═══ The records ═══
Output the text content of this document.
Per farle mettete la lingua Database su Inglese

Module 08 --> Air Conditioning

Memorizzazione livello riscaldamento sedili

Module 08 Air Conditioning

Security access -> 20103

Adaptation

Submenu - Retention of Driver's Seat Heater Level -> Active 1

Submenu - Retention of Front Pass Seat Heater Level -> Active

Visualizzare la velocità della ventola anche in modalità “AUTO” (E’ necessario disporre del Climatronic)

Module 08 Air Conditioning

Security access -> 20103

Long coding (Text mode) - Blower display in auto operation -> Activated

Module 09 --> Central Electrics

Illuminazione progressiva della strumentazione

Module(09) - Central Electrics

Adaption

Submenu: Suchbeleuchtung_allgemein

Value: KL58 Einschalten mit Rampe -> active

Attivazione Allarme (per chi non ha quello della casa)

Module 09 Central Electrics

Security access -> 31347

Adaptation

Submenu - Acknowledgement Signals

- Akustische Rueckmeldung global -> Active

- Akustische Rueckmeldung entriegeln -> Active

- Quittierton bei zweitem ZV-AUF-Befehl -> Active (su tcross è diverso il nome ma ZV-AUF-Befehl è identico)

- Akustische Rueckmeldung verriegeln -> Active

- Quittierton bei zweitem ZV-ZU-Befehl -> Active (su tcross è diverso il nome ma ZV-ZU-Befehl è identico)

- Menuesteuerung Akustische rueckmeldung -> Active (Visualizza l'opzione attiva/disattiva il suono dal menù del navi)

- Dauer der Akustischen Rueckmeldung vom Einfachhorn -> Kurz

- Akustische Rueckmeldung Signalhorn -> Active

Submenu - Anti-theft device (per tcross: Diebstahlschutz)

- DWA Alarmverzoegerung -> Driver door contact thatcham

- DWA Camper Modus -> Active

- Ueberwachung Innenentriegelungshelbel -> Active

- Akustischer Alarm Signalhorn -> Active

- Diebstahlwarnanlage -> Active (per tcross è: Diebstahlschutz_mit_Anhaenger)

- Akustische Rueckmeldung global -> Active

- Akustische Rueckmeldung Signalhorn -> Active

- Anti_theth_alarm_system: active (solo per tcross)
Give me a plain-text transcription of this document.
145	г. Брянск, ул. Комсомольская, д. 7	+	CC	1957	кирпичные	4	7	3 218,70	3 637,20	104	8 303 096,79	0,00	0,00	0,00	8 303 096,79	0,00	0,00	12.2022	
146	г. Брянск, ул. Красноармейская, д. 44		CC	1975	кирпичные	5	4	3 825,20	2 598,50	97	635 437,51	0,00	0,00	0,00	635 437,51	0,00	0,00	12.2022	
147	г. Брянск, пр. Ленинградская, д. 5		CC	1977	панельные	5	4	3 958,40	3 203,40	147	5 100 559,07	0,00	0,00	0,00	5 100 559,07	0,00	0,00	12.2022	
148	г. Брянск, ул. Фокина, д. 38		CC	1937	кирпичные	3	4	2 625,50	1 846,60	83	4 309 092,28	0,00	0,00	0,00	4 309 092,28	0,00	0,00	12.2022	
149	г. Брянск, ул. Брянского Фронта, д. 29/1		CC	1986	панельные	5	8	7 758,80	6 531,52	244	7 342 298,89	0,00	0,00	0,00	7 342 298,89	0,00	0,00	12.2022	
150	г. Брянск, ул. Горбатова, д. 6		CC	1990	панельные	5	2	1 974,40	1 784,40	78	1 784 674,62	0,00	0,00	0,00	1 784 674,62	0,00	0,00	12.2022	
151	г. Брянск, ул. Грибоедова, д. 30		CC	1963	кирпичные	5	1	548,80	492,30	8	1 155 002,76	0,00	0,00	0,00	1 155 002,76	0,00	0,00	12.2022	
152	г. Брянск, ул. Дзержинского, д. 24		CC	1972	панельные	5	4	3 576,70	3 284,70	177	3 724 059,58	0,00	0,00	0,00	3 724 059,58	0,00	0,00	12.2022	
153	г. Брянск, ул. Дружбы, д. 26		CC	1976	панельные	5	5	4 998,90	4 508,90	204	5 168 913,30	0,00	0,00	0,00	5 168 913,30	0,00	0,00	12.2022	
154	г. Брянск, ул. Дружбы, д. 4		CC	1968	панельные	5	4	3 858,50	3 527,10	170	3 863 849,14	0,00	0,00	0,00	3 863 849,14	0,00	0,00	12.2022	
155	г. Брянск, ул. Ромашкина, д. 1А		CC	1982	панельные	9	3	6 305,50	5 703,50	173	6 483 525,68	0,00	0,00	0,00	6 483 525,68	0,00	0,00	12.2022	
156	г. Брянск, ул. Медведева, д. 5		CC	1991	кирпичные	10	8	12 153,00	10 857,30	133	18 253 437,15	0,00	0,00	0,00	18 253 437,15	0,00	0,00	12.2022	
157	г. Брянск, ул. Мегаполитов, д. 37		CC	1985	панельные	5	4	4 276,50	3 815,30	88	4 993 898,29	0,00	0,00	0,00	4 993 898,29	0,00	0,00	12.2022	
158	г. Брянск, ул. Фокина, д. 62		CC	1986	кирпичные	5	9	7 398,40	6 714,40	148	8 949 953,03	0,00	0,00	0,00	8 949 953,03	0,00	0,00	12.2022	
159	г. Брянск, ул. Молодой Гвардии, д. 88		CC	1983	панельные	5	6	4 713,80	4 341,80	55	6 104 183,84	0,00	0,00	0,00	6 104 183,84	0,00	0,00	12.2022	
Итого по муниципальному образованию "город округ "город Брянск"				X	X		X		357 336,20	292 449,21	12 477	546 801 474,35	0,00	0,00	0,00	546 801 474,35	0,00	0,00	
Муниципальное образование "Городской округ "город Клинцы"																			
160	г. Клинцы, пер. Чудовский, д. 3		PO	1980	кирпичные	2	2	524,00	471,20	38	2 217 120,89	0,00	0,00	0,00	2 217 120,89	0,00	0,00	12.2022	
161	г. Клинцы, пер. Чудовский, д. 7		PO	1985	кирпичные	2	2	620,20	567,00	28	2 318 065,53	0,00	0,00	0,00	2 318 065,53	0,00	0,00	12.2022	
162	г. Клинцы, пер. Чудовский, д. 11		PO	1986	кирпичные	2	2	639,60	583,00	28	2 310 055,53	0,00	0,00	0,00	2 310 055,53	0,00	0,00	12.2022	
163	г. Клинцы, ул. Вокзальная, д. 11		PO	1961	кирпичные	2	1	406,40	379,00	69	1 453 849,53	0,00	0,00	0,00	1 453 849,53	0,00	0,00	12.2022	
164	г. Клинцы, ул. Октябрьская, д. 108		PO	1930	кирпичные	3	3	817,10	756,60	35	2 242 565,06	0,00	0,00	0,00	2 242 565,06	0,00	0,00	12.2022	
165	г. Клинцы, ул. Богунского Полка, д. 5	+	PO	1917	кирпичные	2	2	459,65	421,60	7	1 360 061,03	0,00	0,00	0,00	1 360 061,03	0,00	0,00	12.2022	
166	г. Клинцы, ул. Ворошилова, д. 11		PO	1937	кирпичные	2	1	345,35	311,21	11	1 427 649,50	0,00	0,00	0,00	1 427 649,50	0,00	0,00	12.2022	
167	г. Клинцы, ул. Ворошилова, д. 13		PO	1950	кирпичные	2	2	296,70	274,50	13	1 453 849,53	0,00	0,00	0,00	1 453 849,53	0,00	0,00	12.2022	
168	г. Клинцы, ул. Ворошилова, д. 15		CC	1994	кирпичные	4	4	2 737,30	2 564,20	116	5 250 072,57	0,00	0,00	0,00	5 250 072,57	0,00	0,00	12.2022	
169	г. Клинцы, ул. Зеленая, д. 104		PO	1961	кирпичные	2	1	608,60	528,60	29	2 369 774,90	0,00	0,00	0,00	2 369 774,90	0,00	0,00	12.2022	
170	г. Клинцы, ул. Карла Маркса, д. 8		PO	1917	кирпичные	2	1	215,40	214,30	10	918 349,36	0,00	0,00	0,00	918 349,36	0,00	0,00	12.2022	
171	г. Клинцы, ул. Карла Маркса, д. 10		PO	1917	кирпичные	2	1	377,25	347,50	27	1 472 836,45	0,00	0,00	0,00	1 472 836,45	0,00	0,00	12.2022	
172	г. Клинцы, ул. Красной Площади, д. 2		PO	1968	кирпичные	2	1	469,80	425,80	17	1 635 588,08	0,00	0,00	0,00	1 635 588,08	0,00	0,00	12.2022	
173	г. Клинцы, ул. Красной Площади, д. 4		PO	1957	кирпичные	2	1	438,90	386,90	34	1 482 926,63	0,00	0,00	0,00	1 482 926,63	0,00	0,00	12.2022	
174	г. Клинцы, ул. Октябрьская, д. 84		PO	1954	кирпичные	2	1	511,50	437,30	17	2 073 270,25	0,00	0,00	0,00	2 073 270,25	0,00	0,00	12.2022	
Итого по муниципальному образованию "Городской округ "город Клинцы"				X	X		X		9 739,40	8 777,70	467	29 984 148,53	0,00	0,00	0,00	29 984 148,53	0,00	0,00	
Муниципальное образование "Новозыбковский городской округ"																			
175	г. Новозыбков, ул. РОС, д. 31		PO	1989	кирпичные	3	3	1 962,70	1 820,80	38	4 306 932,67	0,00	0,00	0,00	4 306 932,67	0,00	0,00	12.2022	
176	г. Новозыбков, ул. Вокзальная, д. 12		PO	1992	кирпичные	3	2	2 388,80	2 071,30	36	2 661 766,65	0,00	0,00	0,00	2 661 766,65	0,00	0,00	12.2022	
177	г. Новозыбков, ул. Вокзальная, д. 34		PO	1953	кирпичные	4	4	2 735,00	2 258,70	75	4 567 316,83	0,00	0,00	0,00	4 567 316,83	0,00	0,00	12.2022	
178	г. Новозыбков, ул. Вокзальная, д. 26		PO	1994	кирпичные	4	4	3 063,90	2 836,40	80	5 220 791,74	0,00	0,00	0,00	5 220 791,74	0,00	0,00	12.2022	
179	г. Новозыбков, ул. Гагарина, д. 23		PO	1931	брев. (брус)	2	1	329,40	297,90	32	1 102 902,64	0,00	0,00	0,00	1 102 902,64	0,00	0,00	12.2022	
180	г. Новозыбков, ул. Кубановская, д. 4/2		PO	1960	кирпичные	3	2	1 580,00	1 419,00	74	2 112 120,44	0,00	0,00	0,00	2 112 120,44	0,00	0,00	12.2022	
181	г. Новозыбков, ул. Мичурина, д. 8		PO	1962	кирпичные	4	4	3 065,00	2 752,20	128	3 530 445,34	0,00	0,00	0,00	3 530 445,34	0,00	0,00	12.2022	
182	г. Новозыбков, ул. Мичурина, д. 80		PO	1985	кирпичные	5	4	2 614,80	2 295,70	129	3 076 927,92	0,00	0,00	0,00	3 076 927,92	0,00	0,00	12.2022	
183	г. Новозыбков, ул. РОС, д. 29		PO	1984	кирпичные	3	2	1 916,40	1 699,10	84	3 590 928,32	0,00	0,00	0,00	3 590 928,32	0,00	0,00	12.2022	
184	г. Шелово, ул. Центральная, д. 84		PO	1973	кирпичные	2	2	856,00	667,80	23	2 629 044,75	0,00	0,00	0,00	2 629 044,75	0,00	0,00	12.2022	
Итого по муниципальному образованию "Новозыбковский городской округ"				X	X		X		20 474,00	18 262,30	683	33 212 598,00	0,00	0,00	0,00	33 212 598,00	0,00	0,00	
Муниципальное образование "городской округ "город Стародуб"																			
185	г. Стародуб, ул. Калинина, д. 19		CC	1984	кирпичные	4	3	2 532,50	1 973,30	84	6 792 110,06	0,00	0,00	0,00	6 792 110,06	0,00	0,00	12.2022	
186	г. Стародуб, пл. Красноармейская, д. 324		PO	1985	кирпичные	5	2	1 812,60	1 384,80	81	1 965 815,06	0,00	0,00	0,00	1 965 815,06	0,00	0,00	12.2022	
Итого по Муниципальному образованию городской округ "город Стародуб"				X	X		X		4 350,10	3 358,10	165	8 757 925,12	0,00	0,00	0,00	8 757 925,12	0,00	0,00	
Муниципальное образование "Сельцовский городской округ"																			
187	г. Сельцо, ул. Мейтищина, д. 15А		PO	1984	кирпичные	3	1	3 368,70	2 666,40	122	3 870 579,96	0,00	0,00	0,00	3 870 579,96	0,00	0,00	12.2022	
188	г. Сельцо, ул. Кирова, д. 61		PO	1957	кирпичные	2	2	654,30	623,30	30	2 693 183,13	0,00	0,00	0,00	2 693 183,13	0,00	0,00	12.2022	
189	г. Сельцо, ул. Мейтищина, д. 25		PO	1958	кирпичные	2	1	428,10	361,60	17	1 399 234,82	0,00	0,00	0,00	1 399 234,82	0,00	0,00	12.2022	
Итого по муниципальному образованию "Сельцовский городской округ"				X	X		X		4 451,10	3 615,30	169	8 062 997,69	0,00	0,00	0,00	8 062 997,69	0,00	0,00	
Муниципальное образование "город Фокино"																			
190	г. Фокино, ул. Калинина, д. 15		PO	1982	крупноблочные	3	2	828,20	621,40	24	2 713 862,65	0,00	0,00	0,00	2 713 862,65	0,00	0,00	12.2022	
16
═══
For each line of the entries that includes "Central", show that line.

Module 09 --> Central Electrics
Module(09) - Central Electrics
Module 09 Central Electrics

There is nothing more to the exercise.